TO DO: The exercise asks for every line of the data to be reproduced exactly.
## START RECORDS FOR THE EXERCISE
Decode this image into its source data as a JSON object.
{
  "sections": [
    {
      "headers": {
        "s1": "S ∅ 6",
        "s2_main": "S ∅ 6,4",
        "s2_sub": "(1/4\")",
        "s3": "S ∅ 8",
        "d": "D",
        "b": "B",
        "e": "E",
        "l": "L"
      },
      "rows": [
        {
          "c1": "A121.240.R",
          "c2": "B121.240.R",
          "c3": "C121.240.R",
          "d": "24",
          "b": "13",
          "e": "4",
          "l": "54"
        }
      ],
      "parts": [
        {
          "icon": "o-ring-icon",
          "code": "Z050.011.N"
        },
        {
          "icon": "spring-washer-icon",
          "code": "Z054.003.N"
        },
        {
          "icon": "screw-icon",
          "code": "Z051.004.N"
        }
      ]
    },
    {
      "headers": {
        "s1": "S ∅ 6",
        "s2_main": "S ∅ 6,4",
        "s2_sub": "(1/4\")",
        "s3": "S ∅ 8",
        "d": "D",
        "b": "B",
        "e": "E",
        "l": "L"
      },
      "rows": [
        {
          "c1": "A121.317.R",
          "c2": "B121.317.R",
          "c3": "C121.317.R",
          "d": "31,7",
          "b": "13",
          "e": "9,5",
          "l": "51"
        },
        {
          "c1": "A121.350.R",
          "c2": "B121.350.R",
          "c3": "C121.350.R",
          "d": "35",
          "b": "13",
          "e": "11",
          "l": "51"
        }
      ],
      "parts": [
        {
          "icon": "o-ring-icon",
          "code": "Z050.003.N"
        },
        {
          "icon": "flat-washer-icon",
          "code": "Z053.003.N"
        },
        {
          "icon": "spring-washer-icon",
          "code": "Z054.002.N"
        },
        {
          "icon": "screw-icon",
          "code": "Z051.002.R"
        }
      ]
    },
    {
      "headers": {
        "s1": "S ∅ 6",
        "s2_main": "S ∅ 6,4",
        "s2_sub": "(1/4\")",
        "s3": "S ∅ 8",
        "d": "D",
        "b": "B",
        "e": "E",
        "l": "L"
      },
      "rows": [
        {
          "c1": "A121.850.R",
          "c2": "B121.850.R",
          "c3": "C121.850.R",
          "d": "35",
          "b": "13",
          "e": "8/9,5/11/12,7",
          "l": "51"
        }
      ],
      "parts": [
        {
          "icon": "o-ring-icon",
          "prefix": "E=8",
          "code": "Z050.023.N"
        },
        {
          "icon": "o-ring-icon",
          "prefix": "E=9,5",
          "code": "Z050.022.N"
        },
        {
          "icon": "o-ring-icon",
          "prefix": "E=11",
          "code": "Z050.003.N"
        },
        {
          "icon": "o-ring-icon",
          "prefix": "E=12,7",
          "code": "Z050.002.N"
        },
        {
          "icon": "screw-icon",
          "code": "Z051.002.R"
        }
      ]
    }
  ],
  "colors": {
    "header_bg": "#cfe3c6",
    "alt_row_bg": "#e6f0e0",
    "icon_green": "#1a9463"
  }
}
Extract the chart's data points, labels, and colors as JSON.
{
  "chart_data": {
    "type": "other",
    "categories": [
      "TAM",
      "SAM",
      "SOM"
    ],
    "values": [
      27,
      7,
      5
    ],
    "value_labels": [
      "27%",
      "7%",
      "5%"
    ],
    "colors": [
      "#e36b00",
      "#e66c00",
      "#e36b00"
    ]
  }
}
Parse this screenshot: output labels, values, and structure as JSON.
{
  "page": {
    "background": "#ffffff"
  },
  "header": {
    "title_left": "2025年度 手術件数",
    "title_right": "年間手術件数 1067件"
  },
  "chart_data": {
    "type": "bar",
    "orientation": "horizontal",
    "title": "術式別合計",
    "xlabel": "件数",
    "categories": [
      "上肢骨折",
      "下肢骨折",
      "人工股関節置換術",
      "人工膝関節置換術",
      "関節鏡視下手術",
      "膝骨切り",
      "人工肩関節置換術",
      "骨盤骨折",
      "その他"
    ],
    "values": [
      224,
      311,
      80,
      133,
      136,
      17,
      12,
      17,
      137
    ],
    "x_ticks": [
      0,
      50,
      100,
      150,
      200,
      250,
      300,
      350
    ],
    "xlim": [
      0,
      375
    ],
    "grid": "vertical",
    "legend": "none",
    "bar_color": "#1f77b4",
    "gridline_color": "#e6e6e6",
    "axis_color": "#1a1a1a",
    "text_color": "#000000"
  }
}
## END RECORDS FOR THE EXERCISE
EXERCISE RESULT:
Decode this image into its source data as a JSON object.
{
  "sections": [
    {
      "headers": {
        "s1": "S ∅ 6",
        "s2_main": "S ∅ 6,4",
        "s2_sub": "(1/4\")",
        "s3": "S ∅ 8",
        "d": "D",
        "b": "B",
        "e": "E",
        "l": "L"
      },
      "rows": [
        {
          "c1": "A121.240.R",
          "c2": "B121.240.R",
          "c3": "C121.240.R",
          "d": "24",
          "b": "13",
          "e": "4",
          "l": "54"
        }
      ],
      "parts": [
        {
          "icon": "o-ring-icon",
          "code": "Z050.011.N"
        },
        {
          "icon": "spring-washer-icon",
          "code": "Z054.003.N"
        },
        {
          "icon": "screw-icon",
          "code": "Z051.004.N"
        }
      ]
    },
    {
      "headers": {
        "s1": "S ∅ 6",
        "s2_main": "S ∅ 6,4",
        "s2_sub": "(1/4\")",
        "s3": "S ∅ 8",
        "d": "D",
        "b": "B",
        "e": "E",
        "l": "L"
      },
      "rows": [
        {
          "c1": "A121.317.R",
          "c2": "B121.317.R",
          "c3": "C121.317.R",
          "d": "31,7",
          "b": "13",
          "e": "9,5",
          "l": "51"
        },
        {
          "c1": "A121.350.R",
          "c2": "B121.350.R",
          "c3": "C121.350.R",
          "d": "35",
          "b": "13",
          "e": "11",
          "l": "51"
        }
      ],
      "parts": [
        {
          "icon": "o-ring-icon",
          "code": "Z050.003.N"
        },
        {
          "icon": "flat-washer-icon",
          "code": "Z053.003.N"
        },
        {
          "icon": "spring-washer-icon",
          "code": "Z054.002.N"
        },
        {
          "icon": "screw-icon",
          "code": "Z051.002.R"
        }
      ]
    },
    {
      "headers": {
        "s1": "S ∅ 6",
        "s2_main": "S ∅ 6,4",
        "s2_sub": "(1/4\")",
        "s3": "S ∅ 8",
        "d": "D",
        "b": "B",
        "e": "E",
        "l": "L"
      },
      "rows": [
        {
          "c1": "A121.850.R",
          "c2": "B121.850.R",
          "c3": "C121.850.R",
          "d": "35",
          "b": "13",
          "e": "8/9,5/11/12,7",
          "l": "51"
        }
      ],
      "parts": [
        {
          "icon": "o-ring-icon",
          "prefix": "E=8",
          "code": "Z050.023.N"
        },
        {
          "icon": "o-ring-icon",
          "prefix": "E=9,5",
          "code": "Z050.022.N"
        },
        {
          "icon": "o-ring-icon",
          "prefix": "E=11",
          "code": "Z050.003.N"
        },
        {
          "icon": "o-ring-icon",
          "prefix": "E=12,7",
          "code": "Z050.002.N"
        },
        {
          "icon": "screw-icon",
          "code": "Z051.002.R"
        }
      ]
    }
  ],
  "colors": {
    "header_bg": "#cfe3c6",
    "alt_row_bg": "#e6f0e0",
    "icon_green": "#1a9463"
  }
}
Extract the chart's data points, labels, and colors as JSON.
{
  "chart_data": {
    "type": "other",
    "categories": [
      "TAM",
      "SAM",
      "SOM"
    ],
    "values": [
      27,
      7,
      5
    ],
    "value_labels": [
      "27%",
      "7%",
      "5%"
    ],
    "colors": [
      "#e36b00",
      "#e66c00",
      "#e36b00"
    ]
  }
}
Parse this screenshot: output labels, values, and structure as JSON.
{
  "page": {
    "background": "#ffffff"
  },
  "header": {
    "title_left": "2025年度 手術件数",
    "title_right": "年間手術件数 1067件"
  },
  "chart_data": {
    "type": "bar",
    "orientation": "horizontal",
    "title": "術式別合計",
    "xlabel": "件数",
    "categories": [
      "上肢骨折",
      "下肢骨折",
      "人工股関節置換術",
      "人工膝関節置換術",
      "関節鏡視下手術",
      "膝骨切り",
      "人工肩関節置換術",
      "骨盤骨折",
      "その他"
    ],
    "values": [
      224,
      311,
      80,
      133,
      136,
      17,
      12,
      17,
      137
    ],
    "x_ticks": [
      0,
      50,
      100,
      150,
      200,
      250,
      300,
      350
    ],
    "xlim": [
      0,
      375
    ],
    "grid": "vertical",
    "legend": "none",
    "bar_color": "#1f77b4",
    "gridline_color": "#e6e6e6",
    "axis_color": "#1a1a1a",
    "text_color": "#000000"
  }
}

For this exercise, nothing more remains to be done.